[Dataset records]
● ● ● ●
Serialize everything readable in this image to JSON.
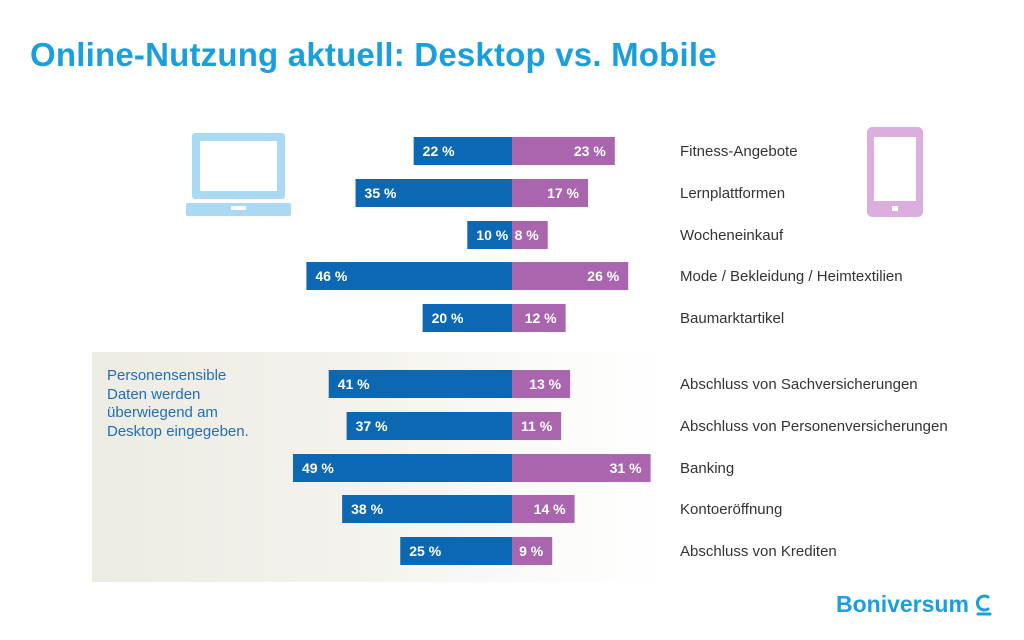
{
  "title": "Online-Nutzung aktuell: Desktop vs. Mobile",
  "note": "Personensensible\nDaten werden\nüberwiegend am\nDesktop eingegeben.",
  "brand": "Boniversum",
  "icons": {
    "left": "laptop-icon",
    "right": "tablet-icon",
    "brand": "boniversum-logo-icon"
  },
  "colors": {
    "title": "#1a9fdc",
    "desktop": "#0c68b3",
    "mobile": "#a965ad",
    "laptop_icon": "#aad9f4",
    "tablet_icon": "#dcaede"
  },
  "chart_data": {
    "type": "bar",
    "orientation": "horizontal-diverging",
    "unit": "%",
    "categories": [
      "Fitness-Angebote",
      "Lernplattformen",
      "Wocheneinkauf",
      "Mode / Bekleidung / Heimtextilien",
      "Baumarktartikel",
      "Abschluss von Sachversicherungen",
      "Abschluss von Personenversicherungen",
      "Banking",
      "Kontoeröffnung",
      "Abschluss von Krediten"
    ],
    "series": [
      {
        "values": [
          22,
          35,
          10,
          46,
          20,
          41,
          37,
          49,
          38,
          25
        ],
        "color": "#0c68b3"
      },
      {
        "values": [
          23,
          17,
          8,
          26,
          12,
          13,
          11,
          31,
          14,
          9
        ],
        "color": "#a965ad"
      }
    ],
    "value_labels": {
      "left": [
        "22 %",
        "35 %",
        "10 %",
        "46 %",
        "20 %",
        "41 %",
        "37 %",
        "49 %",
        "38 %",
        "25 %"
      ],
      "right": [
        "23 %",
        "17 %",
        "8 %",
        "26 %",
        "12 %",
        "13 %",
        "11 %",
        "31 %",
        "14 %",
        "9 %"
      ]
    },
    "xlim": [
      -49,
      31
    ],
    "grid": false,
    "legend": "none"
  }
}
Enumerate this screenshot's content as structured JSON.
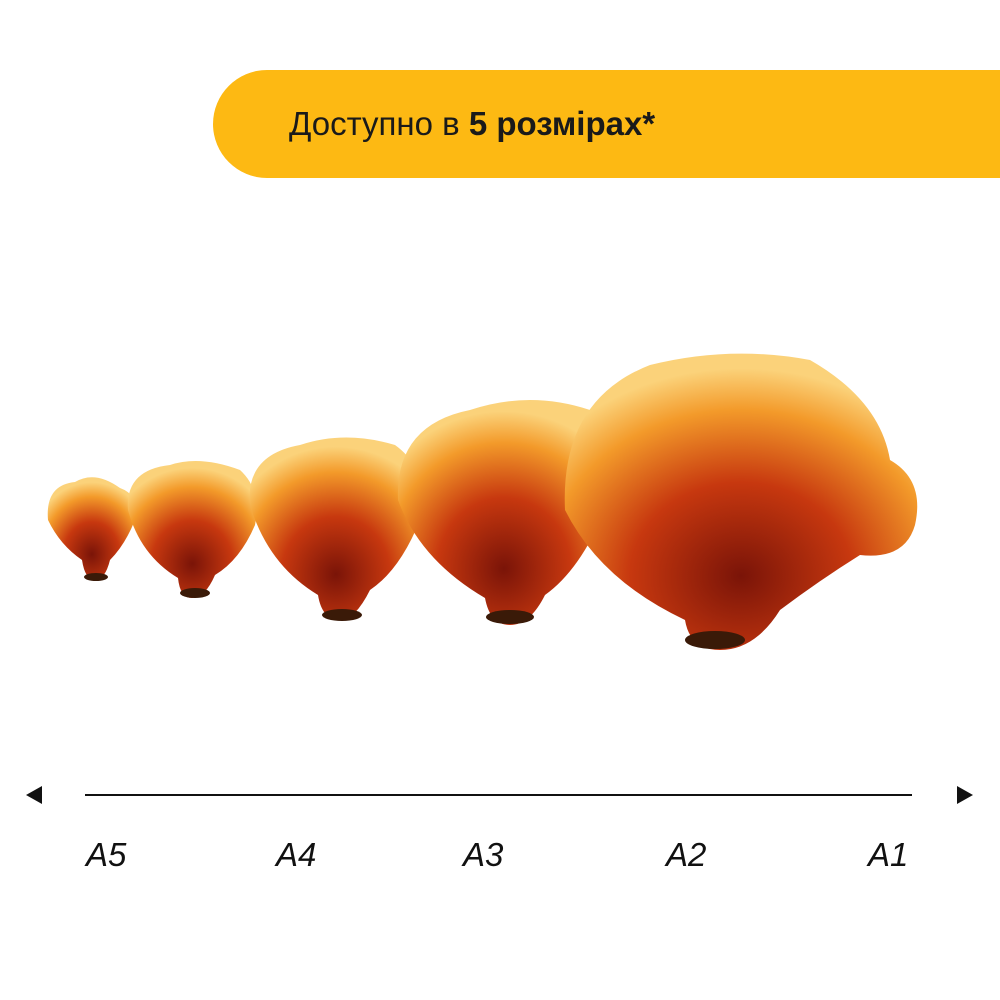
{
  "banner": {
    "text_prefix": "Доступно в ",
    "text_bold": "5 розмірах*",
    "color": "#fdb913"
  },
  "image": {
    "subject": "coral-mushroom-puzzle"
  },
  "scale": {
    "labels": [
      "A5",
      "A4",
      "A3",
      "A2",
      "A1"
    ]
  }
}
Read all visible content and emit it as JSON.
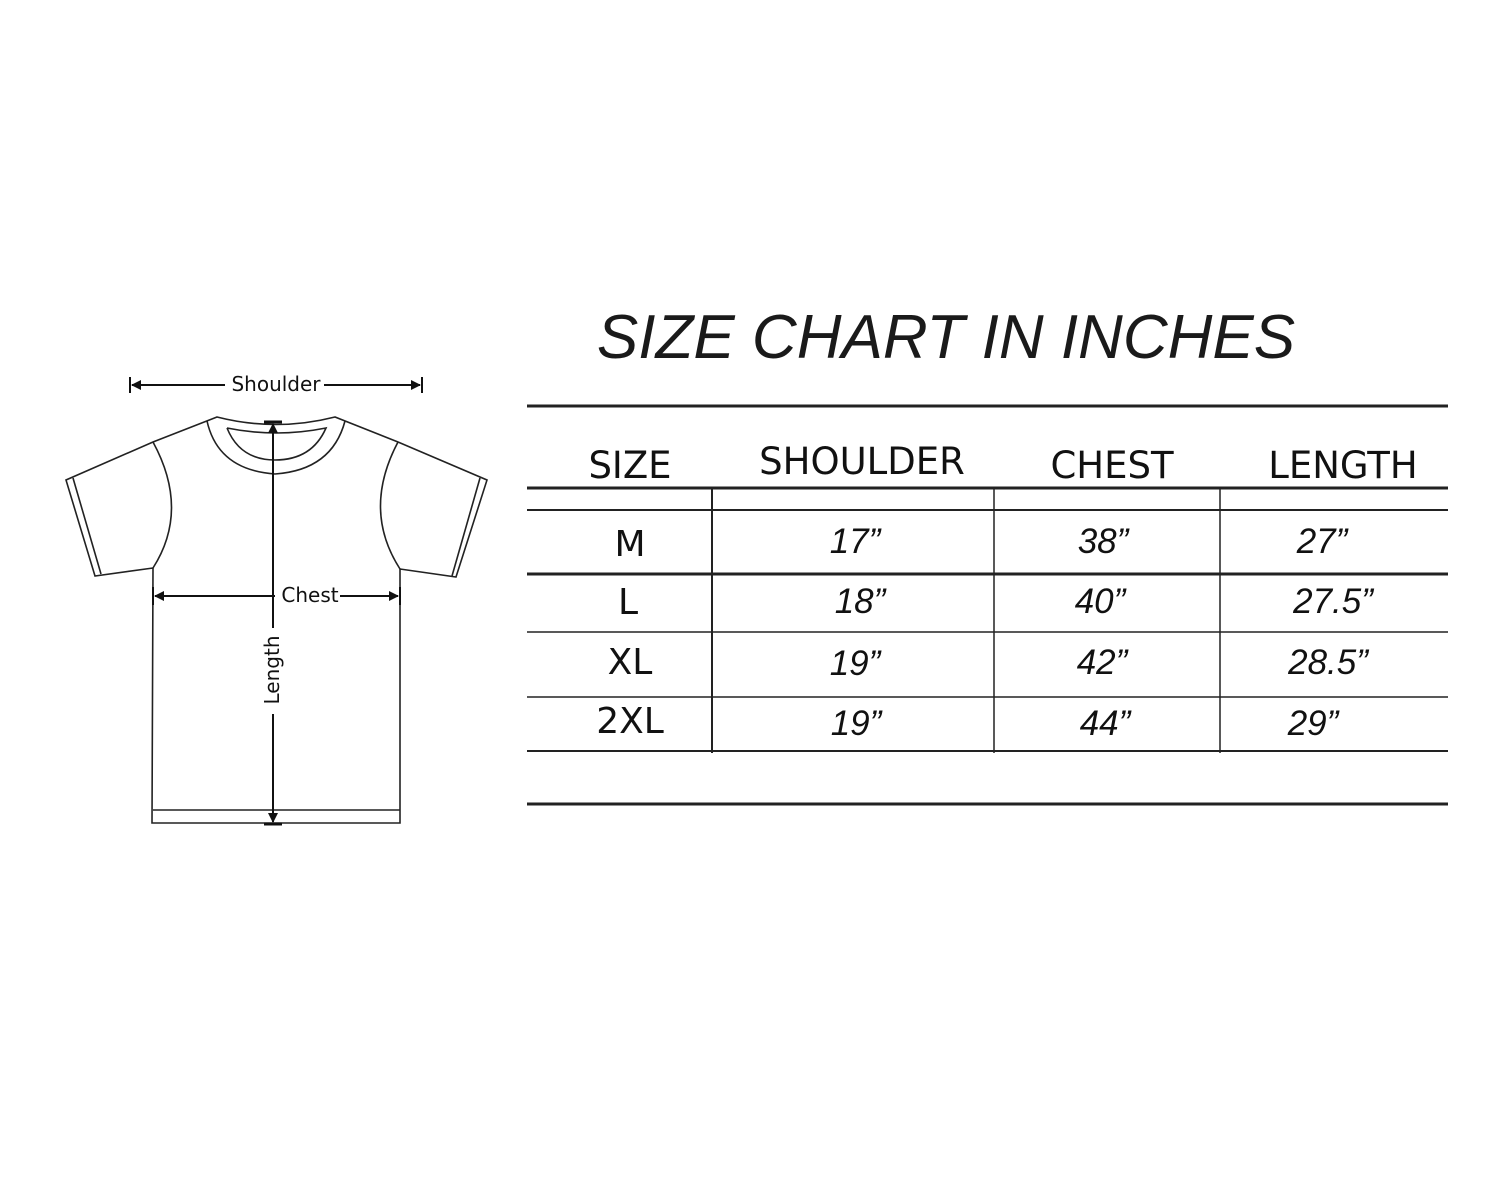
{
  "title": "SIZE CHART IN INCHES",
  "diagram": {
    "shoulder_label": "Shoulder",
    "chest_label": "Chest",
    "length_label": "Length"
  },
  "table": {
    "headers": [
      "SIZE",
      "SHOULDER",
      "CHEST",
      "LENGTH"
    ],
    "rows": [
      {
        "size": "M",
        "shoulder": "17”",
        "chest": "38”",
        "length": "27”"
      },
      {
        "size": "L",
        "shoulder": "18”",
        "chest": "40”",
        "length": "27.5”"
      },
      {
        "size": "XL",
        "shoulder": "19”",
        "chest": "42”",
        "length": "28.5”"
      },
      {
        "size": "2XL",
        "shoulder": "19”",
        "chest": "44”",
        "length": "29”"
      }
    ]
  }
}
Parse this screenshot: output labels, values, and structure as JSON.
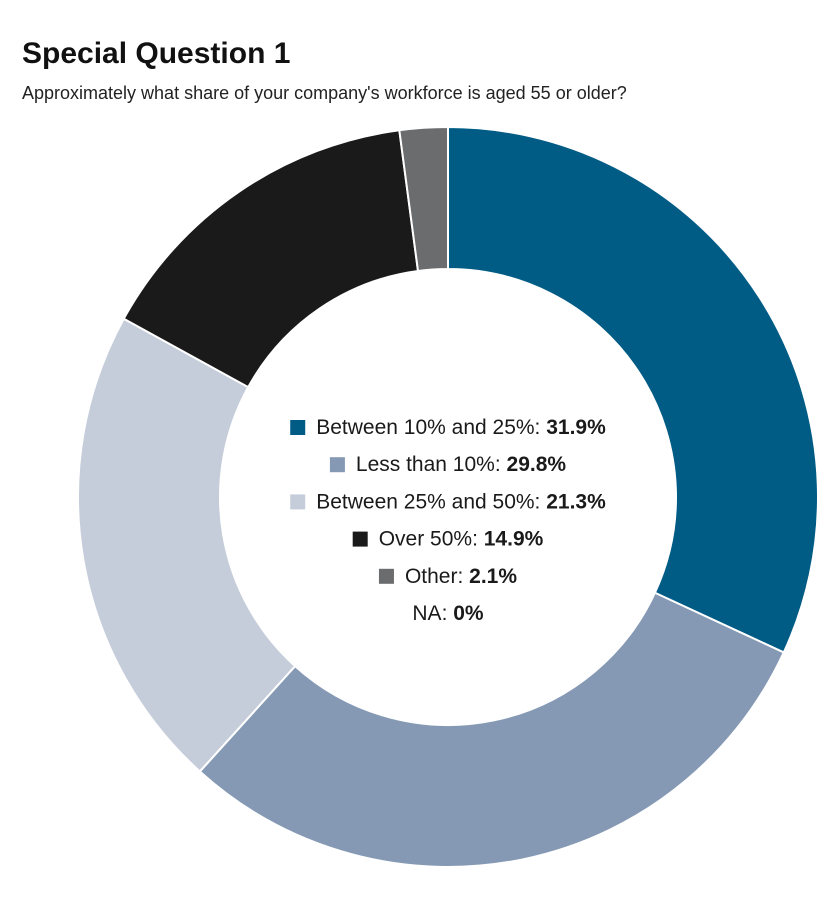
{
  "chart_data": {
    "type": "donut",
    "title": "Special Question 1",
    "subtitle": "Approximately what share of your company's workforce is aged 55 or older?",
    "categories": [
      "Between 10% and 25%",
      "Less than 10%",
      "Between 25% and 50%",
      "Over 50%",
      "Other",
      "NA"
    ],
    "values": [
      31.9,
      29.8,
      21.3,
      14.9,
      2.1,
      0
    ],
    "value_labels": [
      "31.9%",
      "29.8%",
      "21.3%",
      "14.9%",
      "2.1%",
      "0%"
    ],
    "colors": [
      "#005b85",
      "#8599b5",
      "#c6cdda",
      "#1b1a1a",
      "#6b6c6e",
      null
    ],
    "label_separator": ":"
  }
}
● ● ● ●
Set down all the entries exactly as they appear, but skip any pictures.

Serialize everything readable in this image to JSON.
{
  "title": "Online-Nutzung aktuell: Desktop vs. Mobile",
  "note": "Personensensible\nDaten werden\nüberwiegend am\nDesktop eingegeben.",
  "brand": "Boniversum",
  "icons": {
    "left": "laptop-icon",
    "right": "tablet-icon",
    "brand": "boniversum-logo-icon"
  },
  "colors": {
    "title": "#1a9fdc",
    "desktop": "#0c68b3",
    "mobile": "#a965ad",
    "laptop_icon": "#aad9f4",
    "tablet_icon": "#dcaede"
  },
  "chart_data": {
    "type": "bar",
    "orientation": "horizontal-diverging",
    "unit": "%",
    "categories": [
      "Fitness-Angebote",
      "Lernplattformen",
      "Wocheneinkauf",
      "Mode / Bekleidung / Heimtextilien",
      "Baumarktartikel",
      "Abschluss von Sachversicherungen",
      "Abschluss von Personenversicherungen",
      "Banking",
      "Kontoeröffnung",
      "Abschluss von Krediten"
    ],
    "series": [
      {
        "values": [
          22,
          35,
          10,
          46,
          20,
          41,
          37,
          49,
          38,
          25
        ],
        "color": "#0c68b3"
      },
      {
        "values": [
          23,
          17,
          8,
          26,
          12,
          13,
          11,
          31,
          14,
          9
        ],
        "color": "#a965ad"
      }
    ],
    "value_labels": {
      "left": [
        "22 %",
        "35 %",
        "10 %",
        "46 %",
        "20 %",
        "41 %",
        "37 %",
        "49 %",
        "38 %",
        "25 %"
      ],
      "right": [
        "23 %",
        "17 %",
        "8 %",
        "26 %",
        "12 %",
        "13 %",
        "11 %",
        "31 %",
        "14 %",
        "9 %"
      ]
    },
    "xlim": [
      -49,
      31
    ],
    "grid": false,
    "legend": "none"
  }
}
Enumerate this screenshot's content as structured JSON.
{
  "banner": {
    "text_prefix": "Доступно в ",
    "text_bold": "5 розмірах*",
    "color": "#fdb913"
  },
  "image": {
    "subject": "coral-mushroom-puzzle"
  },
  "scale": {
    "labels": [
      "A5",
      "A4",
      "A3",
      "A2",
      "A1"
    ]
  }
}
Read all visible content and emit it as JSON.
{
  "title": "SIZE CHART IN INCHES",
  "diagram": {
    "shoulder_label": "Shoulder",
    "chest_label": "Chest",
    "length_label": "Length"
  },
  "table": {
    "headers": [
      "SIZE",
      "SHOULDER",
      "CHEST",
      "LENGTH"
    ],
    "rows": [
      {
        "size": "M",
        "shoulder": "17”",
        "chest": "38”",
        "length": "27”"
      },
      {
        "size": "L",
        "shoulder": "18”",
        "chest": "40”",
        "length": "27.5”"
      },
      {
        "size": "XL",
        "shoulder": "19”",
        "chest": "42”",
        "length": "28.5”"
      },
      {
        "size": "2XL",
        "shoulder": "19”",
        "chest": "44”",
        "length": "29”"
      }
    ]
  }
}
Parse this screenshot: output labels, values, and structure as JSON.
{
  "chart_data": {
    "type": "donut",
    "title": "Special Question 1",
    "subtitle": "Approximately what share of your company's workforce is aged 55 or older?",
    "categories": [
      "Between 10% and 25%",
      "Less than 10%",
      "Between 25% and 50%",
      "Over 50%",
      "Other",
      "NA"
    ],
    "values": [
      31.9,
      29.8,
      21.3,
      14.9,
      2.1,
      0
    ],
    "value_labels": [
      "31.9%",
      "29.8%",
      "21.3%",
      "14.9%",
      "2.1%",
      "0%"
    ],
    "colors": [
      "#005b85",
      "#8599b5",
      "#c6cdda",
      "#1b1a1a",
      "#6b6c6e",
      null
    ],
    "label_separator": ":"
  }
}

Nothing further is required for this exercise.